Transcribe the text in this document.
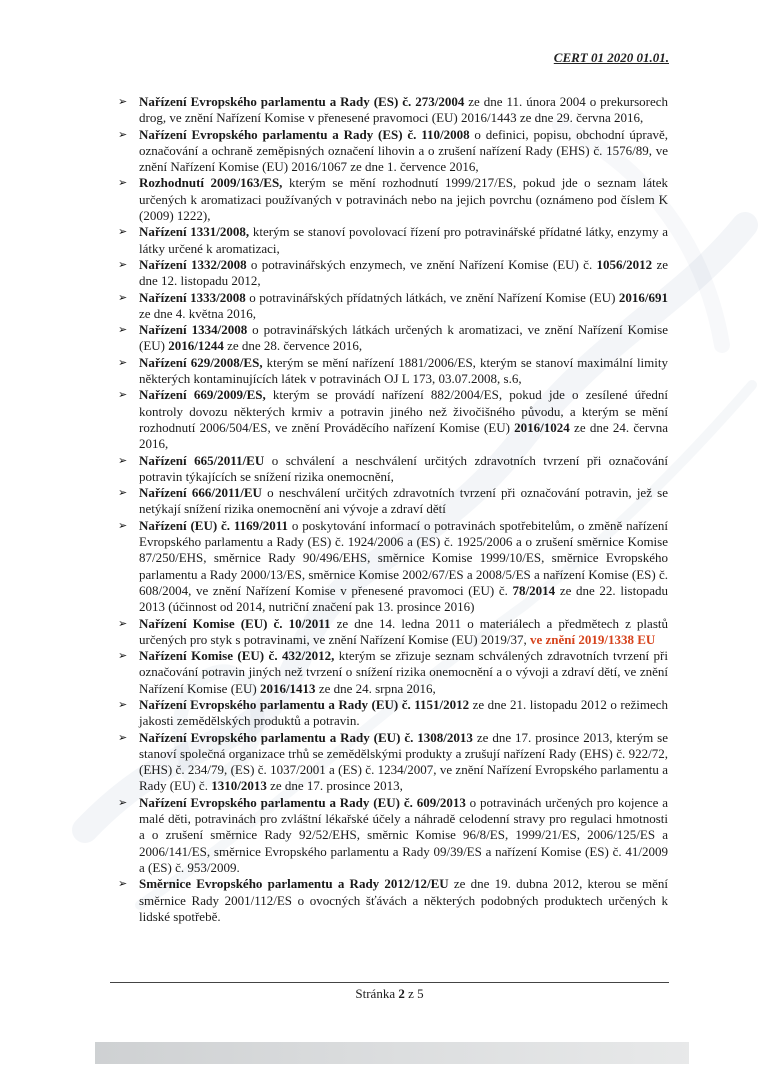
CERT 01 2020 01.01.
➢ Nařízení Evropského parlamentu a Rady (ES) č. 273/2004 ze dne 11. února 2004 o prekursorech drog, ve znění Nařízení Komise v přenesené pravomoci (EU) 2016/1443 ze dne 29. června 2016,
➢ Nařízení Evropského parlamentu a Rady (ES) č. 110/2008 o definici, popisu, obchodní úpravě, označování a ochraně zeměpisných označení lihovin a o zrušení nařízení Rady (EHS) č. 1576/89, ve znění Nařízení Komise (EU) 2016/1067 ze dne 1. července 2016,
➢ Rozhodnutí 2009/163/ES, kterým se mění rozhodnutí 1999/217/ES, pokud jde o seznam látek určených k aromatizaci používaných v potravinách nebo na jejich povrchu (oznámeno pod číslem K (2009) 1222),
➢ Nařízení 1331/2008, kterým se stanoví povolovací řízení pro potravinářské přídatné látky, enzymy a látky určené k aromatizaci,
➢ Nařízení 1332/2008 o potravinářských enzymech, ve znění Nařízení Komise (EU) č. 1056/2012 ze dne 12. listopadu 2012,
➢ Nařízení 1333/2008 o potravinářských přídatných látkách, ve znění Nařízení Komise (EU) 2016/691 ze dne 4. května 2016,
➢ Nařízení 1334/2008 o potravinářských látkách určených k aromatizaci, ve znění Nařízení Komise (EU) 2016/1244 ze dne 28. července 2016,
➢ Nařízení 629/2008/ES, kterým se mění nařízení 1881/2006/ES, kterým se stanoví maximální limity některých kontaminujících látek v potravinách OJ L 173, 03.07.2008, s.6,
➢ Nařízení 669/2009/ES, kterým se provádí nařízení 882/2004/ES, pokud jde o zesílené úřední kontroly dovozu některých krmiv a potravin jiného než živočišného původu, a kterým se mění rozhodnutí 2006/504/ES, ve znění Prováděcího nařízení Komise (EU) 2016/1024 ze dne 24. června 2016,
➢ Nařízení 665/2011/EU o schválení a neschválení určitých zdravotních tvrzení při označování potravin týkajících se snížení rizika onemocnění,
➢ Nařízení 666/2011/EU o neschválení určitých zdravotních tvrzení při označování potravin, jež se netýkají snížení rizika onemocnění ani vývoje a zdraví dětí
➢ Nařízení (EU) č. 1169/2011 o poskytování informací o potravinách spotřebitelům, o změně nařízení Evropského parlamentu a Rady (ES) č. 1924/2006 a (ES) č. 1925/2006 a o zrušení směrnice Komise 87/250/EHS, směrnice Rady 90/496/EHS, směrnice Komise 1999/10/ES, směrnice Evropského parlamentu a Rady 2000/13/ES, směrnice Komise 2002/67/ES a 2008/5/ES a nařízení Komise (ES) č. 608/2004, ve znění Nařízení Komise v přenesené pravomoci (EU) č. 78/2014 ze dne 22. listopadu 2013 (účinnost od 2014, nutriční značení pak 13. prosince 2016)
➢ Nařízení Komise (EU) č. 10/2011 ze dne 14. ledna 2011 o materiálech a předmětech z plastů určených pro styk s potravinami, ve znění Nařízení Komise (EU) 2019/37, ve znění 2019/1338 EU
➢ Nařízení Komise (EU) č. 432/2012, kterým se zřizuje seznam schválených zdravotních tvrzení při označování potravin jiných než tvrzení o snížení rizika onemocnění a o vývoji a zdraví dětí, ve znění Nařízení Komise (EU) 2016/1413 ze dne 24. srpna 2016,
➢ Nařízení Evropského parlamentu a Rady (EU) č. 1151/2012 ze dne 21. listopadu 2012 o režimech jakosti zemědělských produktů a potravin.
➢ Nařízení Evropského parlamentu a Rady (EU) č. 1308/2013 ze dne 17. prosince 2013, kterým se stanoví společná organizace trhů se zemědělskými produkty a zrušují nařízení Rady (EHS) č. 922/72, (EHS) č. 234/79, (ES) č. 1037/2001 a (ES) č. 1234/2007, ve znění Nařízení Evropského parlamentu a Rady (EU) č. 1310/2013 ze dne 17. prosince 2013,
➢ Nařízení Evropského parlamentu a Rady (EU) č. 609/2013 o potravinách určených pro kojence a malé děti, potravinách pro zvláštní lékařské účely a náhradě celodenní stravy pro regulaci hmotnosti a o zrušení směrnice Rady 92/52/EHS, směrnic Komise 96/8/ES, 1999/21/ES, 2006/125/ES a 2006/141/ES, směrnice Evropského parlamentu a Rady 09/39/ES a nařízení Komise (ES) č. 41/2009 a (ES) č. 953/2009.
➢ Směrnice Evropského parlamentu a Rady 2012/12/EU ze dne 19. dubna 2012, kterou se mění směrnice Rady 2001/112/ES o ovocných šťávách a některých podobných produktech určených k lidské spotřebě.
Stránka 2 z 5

--

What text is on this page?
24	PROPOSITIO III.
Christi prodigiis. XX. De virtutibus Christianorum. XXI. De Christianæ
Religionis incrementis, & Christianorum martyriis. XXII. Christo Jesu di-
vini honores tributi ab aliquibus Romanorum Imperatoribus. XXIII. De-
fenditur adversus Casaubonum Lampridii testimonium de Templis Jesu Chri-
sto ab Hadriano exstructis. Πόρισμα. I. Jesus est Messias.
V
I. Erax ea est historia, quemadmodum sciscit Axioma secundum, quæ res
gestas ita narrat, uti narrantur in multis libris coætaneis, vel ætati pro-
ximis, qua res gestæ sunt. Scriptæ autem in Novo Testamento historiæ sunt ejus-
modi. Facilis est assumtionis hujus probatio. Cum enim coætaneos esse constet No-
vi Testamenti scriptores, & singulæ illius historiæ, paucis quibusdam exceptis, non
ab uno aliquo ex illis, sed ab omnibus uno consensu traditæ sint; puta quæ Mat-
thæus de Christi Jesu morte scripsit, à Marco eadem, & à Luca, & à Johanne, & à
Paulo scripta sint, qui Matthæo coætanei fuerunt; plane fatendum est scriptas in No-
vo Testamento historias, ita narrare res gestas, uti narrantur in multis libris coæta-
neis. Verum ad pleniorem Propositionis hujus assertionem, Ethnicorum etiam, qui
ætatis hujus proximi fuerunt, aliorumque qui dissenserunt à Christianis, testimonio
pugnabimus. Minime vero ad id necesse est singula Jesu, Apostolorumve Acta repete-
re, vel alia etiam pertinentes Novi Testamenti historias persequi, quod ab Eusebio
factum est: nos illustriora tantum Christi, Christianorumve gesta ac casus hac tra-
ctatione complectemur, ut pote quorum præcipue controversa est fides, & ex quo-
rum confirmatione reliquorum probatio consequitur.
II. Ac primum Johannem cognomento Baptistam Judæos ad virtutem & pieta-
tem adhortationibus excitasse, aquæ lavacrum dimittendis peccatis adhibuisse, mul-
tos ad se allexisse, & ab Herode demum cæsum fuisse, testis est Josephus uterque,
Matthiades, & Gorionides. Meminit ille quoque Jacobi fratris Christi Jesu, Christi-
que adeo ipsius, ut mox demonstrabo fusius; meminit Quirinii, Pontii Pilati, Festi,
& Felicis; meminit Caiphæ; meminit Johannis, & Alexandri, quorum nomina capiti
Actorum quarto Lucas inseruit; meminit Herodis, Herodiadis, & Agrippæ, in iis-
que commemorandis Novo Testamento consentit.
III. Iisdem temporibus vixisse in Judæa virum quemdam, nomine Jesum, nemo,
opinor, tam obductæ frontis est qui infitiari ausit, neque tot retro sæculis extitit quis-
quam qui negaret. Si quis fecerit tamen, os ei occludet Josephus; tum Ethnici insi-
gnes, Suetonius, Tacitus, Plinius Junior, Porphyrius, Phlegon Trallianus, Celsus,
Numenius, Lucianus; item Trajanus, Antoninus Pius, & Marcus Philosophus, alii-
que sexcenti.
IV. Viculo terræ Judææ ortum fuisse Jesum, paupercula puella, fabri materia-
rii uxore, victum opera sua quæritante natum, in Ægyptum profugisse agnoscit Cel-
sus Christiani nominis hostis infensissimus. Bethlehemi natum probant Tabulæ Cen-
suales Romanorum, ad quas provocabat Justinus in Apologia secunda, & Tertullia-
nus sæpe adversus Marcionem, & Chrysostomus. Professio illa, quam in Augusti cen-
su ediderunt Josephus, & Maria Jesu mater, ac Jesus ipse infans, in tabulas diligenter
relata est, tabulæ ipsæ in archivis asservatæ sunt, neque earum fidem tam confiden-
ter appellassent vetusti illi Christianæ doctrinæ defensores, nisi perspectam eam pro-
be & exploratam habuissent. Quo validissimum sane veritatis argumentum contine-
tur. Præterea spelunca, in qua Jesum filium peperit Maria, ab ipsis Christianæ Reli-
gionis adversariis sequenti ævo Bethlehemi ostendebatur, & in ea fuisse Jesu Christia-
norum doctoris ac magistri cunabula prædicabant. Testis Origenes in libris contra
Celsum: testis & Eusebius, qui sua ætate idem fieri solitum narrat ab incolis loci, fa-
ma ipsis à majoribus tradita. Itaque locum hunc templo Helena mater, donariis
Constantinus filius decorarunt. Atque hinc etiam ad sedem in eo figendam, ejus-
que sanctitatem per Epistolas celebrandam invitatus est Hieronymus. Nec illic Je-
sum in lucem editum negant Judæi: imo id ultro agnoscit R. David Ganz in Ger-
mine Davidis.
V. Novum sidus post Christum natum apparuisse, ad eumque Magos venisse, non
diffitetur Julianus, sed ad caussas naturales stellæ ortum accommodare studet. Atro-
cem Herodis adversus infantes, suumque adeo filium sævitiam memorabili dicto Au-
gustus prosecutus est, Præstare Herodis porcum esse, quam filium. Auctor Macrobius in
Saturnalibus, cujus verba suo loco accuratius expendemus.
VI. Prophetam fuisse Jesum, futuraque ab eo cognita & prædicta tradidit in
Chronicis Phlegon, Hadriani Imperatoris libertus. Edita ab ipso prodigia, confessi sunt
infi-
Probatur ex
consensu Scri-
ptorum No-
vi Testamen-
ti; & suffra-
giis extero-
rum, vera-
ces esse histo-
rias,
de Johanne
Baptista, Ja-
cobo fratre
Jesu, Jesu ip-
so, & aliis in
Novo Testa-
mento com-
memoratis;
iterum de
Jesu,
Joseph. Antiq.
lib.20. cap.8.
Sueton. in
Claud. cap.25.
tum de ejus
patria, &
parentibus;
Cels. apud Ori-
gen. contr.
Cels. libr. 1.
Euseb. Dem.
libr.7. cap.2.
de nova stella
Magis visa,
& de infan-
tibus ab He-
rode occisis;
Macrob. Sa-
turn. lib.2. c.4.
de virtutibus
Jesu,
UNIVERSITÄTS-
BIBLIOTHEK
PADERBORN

--

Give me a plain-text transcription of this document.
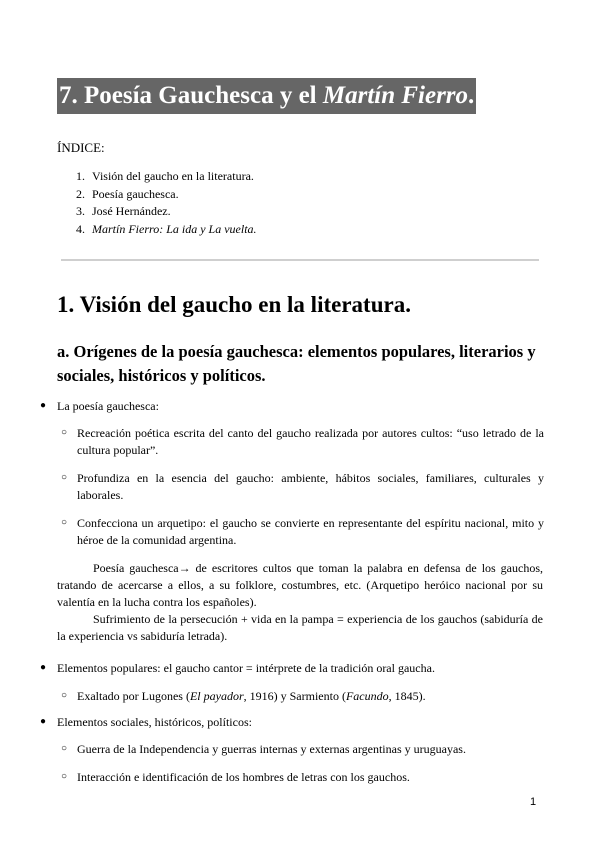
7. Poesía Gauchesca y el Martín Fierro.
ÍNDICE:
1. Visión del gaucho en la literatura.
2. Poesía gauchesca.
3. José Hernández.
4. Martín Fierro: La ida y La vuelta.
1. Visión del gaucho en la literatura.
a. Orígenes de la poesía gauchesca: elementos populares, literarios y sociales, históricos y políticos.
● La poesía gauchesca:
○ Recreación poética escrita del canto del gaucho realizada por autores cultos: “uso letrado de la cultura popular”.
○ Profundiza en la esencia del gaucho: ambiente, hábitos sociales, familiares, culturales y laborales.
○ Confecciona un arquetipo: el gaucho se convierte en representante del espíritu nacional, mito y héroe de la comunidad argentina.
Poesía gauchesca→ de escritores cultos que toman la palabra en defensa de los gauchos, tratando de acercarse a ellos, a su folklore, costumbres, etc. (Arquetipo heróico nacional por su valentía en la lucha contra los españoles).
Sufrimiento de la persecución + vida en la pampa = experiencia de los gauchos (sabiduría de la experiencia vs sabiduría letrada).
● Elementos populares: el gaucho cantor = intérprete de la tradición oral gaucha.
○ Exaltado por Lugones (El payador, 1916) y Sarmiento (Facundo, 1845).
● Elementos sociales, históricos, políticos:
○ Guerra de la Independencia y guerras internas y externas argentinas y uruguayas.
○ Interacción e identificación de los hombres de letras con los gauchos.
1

:: Work required ::
Search the entries for "políticos" and show every line that has it.

:: Task answer ::
a. Orígenes de la poesía gauchesca: elementos populares, literarios y sociales, históricos y políticos.
● Elementos sociales, históricos, políticos:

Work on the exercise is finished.